Print all the entries verbatim.

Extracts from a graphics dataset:
-=-=-=-=-

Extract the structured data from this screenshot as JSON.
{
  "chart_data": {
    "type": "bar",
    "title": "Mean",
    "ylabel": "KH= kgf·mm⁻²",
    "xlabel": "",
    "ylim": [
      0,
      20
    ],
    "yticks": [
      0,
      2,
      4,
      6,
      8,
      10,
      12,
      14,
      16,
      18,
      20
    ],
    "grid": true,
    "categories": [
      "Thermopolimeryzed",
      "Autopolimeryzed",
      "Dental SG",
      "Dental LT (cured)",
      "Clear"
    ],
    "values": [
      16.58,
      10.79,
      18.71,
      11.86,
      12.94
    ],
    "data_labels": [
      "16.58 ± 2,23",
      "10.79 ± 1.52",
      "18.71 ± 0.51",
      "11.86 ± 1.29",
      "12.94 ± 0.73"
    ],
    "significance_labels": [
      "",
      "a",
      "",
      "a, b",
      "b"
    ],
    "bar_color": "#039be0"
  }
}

-=-=-=-=-

■ Result for this exercise ■
Extract the structured data from this screenshot as JSON.
{
  "chart_data": {
    "type": "bar",
    "title": "Mean",
    "ylabel": "KH= kgf·mm⁻²",
    "xlabel": "",
    "ylim": [
      0,
      20
    ],
    "yticks": [
      0,
      2,
      4,
      6,
      8,
      10,
      12,
      14,
      16,
      18,
      20
    ],
    "grid": true,
    "categories": [
      "Thermopolimeryzed",
      "Autopolimeryzed",
      "Dental SG",
      "Dental LT (cured)",
      "Clear"
    ],
    "values": [
      16.58,
      10.79,
      18.71,
      11.86,
      12.94
    ],
    "data_labels": [
      "16.58 ± 2,23",
      "10.79 ± 1.52",
      "18.71 ± 0.51",
      "11.86 ± 1.29",
      "12.94 ± 0.73"
    ],
    "significance_labels": [
      "",
      "a",
      "",
      "a, b",
      "b"
    ],
    "bar_color": "#039be0"
  }
}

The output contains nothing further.